__PROBLEM DETAILS__. Repeat the records below exactly as they appear.

__ROWS__.
— Start —

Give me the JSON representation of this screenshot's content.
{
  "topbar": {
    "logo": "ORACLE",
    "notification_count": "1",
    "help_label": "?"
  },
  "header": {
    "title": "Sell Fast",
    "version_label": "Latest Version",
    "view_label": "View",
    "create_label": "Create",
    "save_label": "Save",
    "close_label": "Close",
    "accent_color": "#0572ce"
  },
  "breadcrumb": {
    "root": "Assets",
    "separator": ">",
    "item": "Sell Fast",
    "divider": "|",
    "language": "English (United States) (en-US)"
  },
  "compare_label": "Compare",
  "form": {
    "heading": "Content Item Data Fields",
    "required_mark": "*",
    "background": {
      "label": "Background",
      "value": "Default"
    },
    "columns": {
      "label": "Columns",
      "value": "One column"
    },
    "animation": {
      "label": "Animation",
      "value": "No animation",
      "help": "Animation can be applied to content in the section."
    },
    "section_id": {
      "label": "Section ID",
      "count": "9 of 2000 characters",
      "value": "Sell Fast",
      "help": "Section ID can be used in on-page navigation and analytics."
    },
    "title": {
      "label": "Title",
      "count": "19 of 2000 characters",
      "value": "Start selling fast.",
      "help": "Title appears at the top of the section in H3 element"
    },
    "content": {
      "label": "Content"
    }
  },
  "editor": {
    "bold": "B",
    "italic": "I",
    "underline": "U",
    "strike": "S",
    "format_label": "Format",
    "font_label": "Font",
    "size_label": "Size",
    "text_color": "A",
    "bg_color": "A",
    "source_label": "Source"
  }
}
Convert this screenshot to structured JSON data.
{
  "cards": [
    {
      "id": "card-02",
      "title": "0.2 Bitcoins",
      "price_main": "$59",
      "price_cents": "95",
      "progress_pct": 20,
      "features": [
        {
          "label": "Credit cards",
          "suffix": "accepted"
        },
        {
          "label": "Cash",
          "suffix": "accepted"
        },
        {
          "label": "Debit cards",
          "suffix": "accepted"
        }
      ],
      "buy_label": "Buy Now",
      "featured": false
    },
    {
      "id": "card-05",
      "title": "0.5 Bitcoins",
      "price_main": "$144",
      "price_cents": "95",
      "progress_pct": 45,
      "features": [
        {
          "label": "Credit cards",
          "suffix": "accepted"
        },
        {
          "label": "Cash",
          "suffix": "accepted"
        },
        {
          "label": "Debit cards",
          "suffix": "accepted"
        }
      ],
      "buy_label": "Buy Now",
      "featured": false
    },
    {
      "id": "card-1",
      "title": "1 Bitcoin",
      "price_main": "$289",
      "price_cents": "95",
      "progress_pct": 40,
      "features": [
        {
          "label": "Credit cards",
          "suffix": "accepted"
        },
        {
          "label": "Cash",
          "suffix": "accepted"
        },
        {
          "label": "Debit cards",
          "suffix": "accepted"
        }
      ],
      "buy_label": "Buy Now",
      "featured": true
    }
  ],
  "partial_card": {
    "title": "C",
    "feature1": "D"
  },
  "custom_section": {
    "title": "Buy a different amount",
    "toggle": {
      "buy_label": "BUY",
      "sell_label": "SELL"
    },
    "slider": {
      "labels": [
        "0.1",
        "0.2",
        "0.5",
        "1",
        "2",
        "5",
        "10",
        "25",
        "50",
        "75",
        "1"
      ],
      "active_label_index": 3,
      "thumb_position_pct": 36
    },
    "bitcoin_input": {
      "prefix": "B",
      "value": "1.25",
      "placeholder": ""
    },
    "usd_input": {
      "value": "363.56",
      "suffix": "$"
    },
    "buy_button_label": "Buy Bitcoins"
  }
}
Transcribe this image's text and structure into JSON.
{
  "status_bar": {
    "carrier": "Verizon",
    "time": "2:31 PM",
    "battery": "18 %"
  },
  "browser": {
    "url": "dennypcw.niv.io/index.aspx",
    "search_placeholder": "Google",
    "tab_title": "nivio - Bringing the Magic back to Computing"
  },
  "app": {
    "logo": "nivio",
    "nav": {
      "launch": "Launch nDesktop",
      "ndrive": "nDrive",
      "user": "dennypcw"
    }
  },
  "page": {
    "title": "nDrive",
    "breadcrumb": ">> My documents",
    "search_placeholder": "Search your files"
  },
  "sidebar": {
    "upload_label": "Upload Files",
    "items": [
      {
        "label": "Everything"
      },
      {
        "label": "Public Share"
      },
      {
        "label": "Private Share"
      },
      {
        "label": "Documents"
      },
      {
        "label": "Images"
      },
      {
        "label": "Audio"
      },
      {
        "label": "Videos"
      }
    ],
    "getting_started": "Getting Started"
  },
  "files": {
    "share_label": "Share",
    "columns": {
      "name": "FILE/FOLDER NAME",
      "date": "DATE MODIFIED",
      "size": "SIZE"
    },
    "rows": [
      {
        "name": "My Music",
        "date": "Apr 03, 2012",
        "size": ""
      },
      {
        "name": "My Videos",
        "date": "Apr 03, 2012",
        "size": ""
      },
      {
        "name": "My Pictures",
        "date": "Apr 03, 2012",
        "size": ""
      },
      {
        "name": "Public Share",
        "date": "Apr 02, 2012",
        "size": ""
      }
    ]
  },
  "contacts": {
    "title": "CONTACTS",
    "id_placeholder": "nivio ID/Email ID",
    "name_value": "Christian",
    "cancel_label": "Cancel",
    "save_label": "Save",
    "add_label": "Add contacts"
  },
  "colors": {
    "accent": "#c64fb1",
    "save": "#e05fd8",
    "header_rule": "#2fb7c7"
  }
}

— End —

__SOLUTION FOR THIS TASK__.
Give me the JSON representation of this screenshot's content.
{
  "topbar": {
    "logo": "ORACLE",
    "notification_count": "1",
    "help_label": "?"
  },
  "header": {
    "title": "Sell Fast",
    "version_label": "Latest Version",
    "view_label": "View",
    "create_label": "Create",
    "save_label": "Save",
    "close_label": "Close",
    "accent_color": "#0572ce"
  },
  "breadcrumb": {
    "root": "Assets",
    "separator": ">",
    "item": "Sell Fast",
    "divider": "|",
    "language": "English (United States) (en-US)"
  },
  "compare_label": "Compare",
  "form": {
    "heading": "Content Item Data Fields",
    "required_mark": "*",
    "background": {
      "label": "Background",
      "value": "Default"
    },
    "columns": {
      "label": "Columns",
      "value": "One column"
    },
    "animation": {
      "label": "Animation",
      "value": "No animation",
      "help": "Animation can be applied to content in the section."
    },
    "section_id": {
      "label": "Section ID",
      "count": "9 of 2000 characters",
      "value": "Sell Fast",
      "help": "Section ID can be used in on-page navigation and analytics."
    },
    "title": {
      "label": "Title",
      "count": "19 of 2000 characters",
      "value": "Start selling fast.",
      "help": "Title appears at the top of the section in H3 element"
    },
    "content": {
      "label": "Content"
    }
  },
  "editor": {
    "bold": "B",
    "italic": "I",
    "underline": "U",
    "strike": "S",
    "format_label": "Format",
    "font_label": "Font",
    "size_label": "Size",
    "text_color": "A",
    "bg_color": "A",
    "source_label": "Source"
  }
}
Convert this screenshot to structured JSON data.
{
  "cards": [
    {
      "id": "card-02",
      "title": "0.2 Bitcoins",
      "price_main": "$59",
      "price_cents": "95",
      "progress_pct": 20,
      "features": [
        {
          "label": "Credit cards",
          "suffix": "accepted"
        },
        {
          "label": "Cash",
          "suffix": "accepted"
        },
        {
          "label": "Debit cards",
          "suffix": "accepted"
        }
      ],
      "buy_label": "Buy Now",
      "featured": false
    },
    {
      "id": "card-05",
      "title": "0.5 Bitcoins",
      "price_main": "$144",
      "price_cents": "95",
      "progress_pct": 45,
      "features": [
        {
          "label": "Credit cards",
          "suffix": "accepted"
        },
        {
          "label": "Cash",
          "suffix": "accepted"
        },
        {
          "label": "Debit cards",
          "suffix": "accepted"
        }
      ],
      "buy_label": "Buy Now",
      "featured": false
    },
    {
      "id": "card-1",
      "title": "1 Bitcoin",
      "price_main": "$289",
      "price_cents": "95",
      "progress_pct": 40,
      "features": [
        {
          "label": "Credit cards",
          "suffix": "accepted"
        },
        {
          "label": "Cash",
          "suffix": "accepted"
        },
        {
          "label": "Debit cards",
          "suffix": "accepted"
        }
      ],
      "buy_label": "Buy Now",
      "featured": true
    }
  ],
  "partial_card": {
    "title": "C",
    "feature1": "D"
  },
  "custom_section": {
    "title": "Buy a different amount",
    "toggle": {
      "buy_label": "BUY",
      "sell_label": "SELL"
    },
    "slider": {
      "labels": [
        "0.1",
        "0.2",
        "0.5",
        "1",
        "2",
        "5",
        "10",
        "25",
        "50",
        "75",
        "1"
      ],
      "active_label_index": 3,
      "thumb_position_pct": 36
    },
    "bitcoin_input": {
      "prefix": "B",
      "value": "1.25",
      "placeholder": ""
    },
    "usd_input": {
      "value": "363.56",
      "suffix": "$"
    },
    "buy_button_label": "Buy Bitcoins"
  }
}
Transcribe this image's text and structure into JSON.
{
  "status_bar": {
    "carrier": "Verizon",
    "time": "2:31 PM",
    "battery": "18 %"
  },
  "browser": {
    "url": "dennypcw.niv.io/index.aspx",
    "search_placeholder": "Google",
    "tab_title": "nivio - Bringing the Magic back to Computing"
  },
  "app": {
    "logo": "nivio",
    "nav": {
      "launch": "Launch nDesktop",
      "ndrive": "nDrive",
      "user": "dennypcw"
    }
  },
  "page": {
    "title": "nDrive",
    "breadcrumb": ">> My documents",
    "search_placeholder": "Search your files"
  },
  "sidebar": {
    "upload_label": "Upload Files",
    "items": [
      {
        "label": "Everything"
      },
      {
        "label": "Public Share"
      },
      {
        "label": "Private Share"
      },
      {
        "label": "Documents"
      },
      {
        "label": "Images"
      },
      {
        "label": "Audio"
      },
      {
        "label": "Videos"
      }
    ],
    "getting_started": "Getting Started"
  },
  "files": {
    "share_label": "Share",
    "columns": {
      "name": "FILE/FOLDER NAME",
      "date": "DATE MODIFIED",
      "size": "SIZE"
    },
    "rows": [
      {
        "name": "My Music",
        "date": "Apr 03, 2012",
        "size": ""
      },
      {
        "name": "My Videos",
        "date": "Apr 03, 2012",
        "size": ""
      },
      {
        "name": "My Pictures",
        "date": "Apr 03, 2012",
        "size": ""
      },
      {
        "name": "Public Share",
        "date": "Apr 02, 2012",
        "size": ""
      }
    ]
  },
  "contacts": {
    "title": "CONTACTS",
    "id_placeholder": "nivio ID/Email ID",
    "name_value": "Christian",
    "cancel_label": "Cancel",
    "save_label": "Save",
    "add_label": "Add contacts"
  },
  "colors": {
    "accent": "#c64fb1",
    "save": "#e05fd8",
    "header_rule": "#2fb7c7"
  }
}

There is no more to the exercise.